Return the count of lines that mention "Cialdoni", with no other words.

— Start of STORED RECORDS —

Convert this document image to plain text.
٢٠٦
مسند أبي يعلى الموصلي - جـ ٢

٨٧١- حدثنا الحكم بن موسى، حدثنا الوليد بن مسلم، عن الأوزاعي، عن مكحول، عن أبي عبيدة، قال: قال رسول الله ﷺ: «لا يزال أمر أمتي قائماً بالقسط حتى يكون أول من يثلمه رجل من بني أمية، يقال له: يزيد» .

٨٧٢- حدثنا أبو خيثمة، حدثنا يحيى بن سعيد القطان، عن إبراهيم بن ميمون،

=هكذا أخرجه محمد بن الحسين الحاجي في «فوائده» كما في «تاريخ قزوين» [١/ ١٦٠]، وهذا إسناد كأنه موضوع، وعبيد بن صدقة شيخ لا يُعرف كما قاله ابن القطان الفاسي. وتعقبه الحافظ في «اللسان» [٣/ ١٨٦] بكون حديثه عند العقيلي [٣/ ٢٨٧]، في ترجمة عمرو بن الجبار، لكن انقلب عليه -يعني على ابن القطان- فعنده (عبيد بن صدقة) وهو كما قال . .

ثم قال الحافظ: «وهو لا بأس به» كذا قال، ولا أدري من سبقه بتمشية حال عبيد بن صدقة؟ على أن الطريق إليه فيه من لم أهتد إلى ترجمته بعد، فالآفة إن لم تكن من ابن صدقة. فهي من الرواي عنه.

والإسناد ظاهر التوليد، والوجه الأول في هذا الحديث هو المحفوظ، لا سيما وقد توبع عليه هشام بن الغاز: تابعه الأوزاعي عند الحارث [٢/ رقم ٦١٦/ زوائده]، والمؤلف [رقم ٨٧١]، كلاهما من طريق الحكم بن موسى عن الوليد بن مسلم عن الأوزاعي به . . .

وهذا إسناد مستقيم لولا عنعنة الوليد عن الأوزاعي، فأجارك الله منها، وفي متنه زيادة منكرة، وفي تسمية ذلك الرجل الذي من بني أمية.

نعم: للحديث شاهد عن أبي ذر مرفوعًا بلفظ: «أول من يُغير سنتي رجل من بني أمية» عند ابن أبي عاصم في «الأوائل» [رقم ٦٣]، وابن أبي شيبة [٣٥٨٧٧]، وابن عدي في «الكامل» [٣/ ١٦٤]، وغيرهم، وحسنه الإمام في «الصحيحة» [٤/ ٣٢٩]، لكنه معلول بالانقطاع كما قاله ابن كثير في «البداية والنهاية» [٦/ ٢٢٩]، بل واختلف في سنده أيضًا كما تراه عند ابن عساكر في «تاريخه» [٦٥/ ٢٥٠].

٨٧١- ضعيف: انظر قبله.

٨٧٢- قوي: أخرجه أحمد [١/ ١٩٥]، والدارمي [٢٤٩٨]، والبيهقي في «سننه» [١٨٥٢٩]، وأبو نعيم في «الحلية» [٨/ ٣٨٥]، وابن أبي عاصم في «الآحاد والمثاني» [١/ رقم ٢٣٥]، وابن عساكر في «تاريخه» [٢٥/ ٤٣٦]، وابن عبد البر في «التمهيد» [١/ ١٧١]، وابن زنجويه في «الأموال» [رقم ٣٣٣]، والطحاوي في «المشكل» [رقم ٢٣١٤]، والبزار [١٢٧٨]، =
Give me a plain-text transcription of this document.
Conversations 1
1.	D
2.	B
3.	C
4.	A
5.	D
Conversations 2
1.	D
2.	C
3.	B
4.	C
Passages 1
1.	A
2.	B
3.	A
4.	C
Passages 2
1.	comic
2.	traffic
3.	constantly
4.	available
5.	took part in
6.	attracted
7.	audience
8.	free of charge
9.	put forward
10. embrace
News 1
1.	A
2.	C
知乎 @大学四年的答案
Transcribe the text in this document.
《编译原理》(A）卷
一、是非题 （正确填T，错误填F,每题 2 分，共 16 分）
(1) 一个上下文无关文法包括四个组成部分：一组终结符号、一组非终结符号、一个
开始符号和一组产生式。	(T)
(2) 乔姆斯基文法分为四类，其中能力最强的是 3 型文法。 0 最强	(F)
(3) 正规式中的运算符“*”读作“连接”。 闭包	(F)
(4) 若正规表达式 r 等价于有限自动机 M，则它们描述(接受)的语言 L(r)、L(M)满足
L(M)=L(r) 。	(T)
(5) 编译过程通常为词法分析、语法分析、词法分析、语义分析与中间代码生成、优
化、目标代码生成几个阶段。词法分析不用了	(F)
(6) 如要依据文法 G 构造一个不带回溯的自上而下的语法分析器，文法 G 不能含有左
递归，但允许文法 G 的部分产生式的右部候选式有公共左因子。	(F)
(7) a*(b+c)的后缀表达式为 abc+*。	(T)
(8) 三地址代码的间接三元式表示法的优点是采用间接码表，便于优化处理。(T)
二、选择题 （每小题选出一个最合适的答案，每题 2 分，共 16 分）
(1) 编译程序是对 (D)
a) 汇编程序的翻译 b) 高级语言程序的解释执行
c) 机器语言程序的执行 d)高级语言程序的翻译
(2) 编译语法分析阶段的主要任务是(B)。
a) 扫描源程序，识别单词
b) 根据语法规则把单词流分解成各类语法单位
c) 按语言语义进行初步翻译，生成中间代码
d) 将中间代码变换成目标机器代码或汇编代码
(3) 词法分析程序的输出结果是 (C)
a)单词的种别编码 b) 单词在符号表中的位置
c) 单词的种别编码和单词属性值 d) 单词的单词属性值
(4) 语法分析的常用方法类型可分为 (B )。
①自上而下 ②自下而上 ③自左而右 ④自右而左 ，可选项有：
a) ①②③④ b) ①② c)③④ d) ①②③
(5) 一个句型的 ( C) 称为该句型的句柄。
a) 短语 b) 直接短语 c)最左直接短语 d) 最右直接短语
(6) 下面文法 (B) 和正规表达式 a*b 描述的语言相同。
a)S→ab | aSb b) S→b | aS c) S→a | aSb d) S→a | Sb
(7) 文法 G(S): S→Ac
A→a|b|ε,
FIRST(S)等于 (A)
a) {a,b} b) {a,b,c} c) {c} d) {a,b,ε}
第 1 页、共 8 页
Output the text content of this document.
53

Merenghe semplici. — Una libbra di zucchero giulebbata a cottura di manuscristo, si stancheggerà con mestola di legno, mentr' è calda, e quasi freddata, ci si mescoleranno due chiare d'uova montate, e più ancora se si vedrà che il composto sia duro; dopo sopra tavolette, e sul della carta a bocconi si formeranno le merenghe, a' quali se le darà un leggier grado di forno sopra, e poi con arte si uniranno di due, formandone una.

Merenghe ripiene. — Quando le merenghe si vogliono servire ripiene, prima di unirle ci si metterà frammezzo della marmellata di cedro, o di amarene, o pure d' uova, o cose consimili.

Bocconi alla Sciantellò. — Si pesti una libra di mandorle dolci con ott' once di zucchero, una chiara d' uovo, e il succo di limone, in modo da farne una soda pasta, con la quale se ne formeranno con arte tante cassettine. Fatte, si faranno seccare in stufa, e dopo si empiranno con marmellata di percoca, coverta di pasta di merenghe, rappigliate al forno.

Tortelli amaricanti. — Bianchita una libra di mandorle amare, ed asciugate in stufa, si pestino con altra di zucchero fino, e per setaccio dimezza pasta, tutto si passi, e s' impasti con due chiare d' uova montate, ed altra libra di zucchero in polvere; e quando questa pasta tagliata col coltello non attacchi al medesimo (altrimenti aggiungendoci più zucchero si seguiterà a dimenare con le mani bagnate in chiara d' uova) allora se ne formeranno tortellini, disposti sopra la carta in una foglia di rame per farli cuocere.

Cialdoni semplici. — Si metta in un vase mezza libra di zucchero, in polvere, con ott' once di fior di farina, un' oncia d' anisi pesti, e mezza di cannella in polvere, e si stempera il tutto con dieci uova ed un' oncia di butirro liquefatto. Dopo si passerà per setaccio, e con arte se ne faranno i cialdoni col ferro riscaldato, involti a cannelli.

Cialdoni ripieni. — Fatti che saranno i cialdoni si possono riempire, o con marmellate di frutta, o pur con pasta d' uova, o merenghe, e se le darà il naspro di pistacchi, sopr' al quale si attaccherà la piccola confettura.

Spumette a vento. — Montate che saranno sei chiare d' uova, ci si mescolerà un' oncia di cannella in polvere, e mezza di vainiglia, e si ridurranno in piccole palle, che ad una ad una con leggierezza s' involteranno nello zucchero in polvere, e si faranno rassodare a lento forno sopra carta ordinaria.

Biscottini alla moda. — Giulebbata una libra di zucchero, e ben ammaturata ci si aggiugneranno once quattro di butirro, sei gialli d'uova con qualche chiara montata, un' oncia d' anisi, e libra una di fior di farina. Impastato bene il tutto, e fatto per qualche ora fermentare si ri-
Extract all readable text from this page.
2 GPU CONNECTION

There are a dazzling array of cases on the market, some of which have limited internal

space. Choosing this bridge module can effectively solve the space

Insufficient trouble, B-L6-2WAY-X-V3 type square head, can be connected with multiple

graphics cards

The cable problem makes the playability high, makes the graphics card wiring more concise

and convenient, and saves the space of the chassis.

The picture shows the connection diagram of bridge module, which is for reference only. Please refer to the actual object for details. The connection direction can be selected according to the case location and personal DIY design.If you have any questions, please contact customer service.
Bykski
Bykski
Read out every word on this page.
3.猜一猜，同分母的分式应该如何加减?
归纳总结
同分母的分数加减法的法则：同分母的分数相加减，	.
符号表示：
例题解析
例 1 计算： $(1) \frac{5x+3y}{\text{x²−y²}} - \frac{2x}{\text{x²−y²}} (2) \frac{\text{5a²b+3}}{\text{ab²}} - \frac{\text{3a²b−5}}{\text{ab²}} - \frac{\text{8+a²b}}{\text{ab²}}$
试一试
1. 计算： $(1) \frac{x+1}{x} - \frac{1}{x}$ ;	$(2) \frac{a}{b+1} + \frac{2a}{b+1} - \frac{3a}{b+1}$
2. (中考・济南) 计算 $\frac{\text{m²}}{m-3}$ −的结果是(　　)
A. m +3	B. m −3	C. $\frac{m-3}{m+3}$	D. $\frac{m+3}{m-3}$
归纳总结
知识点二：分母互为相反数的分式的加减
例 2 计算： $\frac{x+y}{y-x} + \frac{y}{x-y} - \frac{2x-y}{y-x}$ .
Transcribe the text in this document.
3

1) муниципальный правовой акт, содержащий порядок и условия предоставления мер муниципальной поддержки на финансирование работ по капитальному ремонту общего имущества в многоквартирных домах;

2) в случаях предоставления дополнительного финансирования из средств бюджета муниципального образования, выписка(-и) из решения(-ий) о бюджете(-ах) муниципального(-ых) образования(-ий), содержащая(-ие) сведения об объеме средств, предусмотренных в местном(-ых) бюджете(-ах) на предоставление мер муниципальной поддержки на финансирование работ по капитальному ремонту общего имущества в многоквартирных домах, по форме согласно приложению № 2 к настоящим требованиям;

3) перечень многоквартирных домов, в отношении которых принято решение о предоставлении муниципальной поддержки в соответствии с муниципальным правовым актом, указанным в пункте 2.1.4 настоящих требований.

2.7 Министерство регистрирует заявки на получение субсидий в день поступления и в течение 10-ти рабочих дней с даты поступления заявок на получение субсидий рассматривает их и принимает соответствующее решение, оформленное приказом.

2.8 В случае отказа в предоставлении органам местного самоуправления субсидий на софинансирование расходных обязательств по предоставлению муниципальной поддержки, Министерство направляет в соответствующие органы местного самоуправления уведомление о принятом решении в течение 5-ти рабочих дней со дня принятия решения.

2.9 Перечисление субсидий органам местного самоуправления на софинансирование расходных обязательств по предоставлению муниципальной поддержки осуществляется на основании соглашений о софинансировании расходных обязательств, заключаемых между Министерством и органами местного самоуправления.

— End of STORED RECORDS —

▸ OUTPUT FOR THIS TASK:
2